» WORK REQUIRED
Make an exact copy of the records, dropping all pictures.

» DATA
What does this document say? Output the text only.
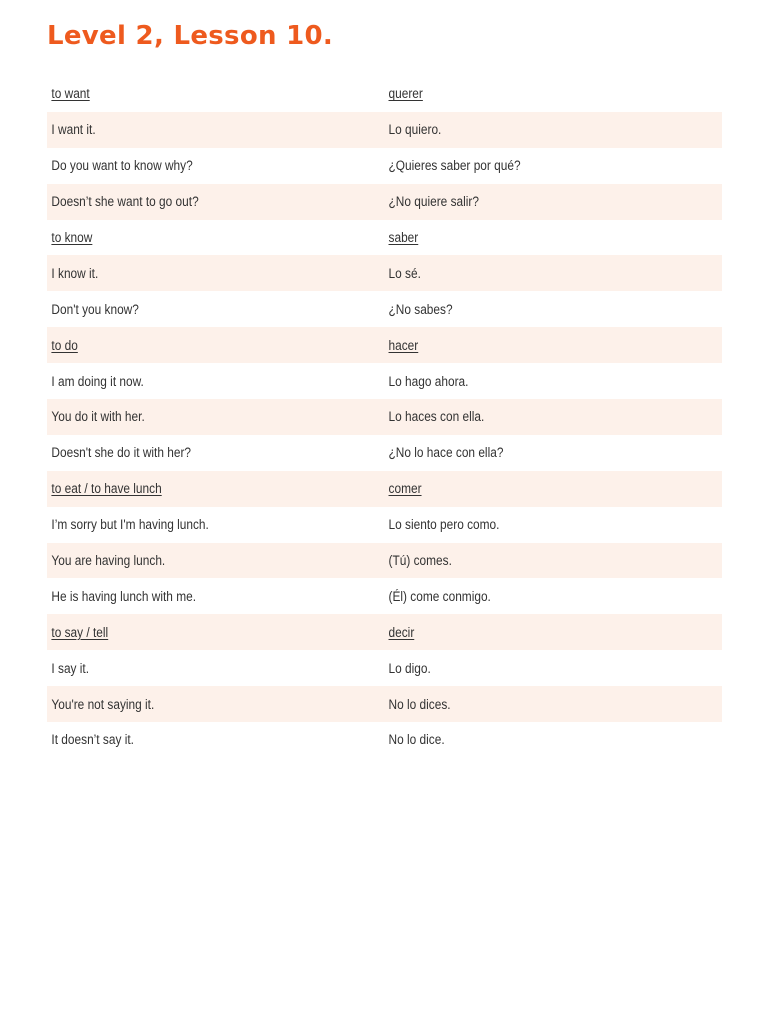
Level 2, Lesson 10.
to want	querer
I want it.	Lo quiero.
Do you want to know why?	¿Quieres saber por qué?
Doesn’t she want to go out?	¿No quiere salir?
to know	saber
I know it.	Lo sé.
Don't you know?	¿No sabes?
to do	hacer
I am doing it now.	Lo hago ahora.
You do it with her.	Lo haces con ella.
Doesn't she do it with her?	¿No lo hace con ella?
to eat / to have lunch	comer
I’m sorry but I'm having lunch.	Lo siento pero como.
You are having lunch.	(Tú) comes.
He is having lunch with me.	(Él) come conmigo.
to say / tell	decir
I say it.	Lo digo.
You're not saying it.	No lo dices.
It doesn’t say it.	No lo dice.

» SOLVED EXERCISE
What does this document say? Output the text only.
Level 2, Lesson 10.
to want	querer
I want it.	Lo quiero.
Do you want to know why?	¿Quieres saber por qué?
Doesn’t she want to go out?	¿No quiere salir?
to know	saber
I know it.	Lo sé.
Don't you know?	¿No sabes?
to do	hacer
I am doing it now.	Lo hago ahora.
You do it with her.	Lo haces con ella.
Doesn't she do it with her?	¿No lo hace con ella?
to eat / to have lunch	comer
I’m sorry but I'm having lunch.	Lo siento pero como.
You are having lunch.	(Tú) comes.
He is having lunch with me.	(Él) come conmigo.
to say / tell	decir
I say it.	Lo digo.
You're not saying it.	No lo dices.
It doesn’t say it.	No lo dice.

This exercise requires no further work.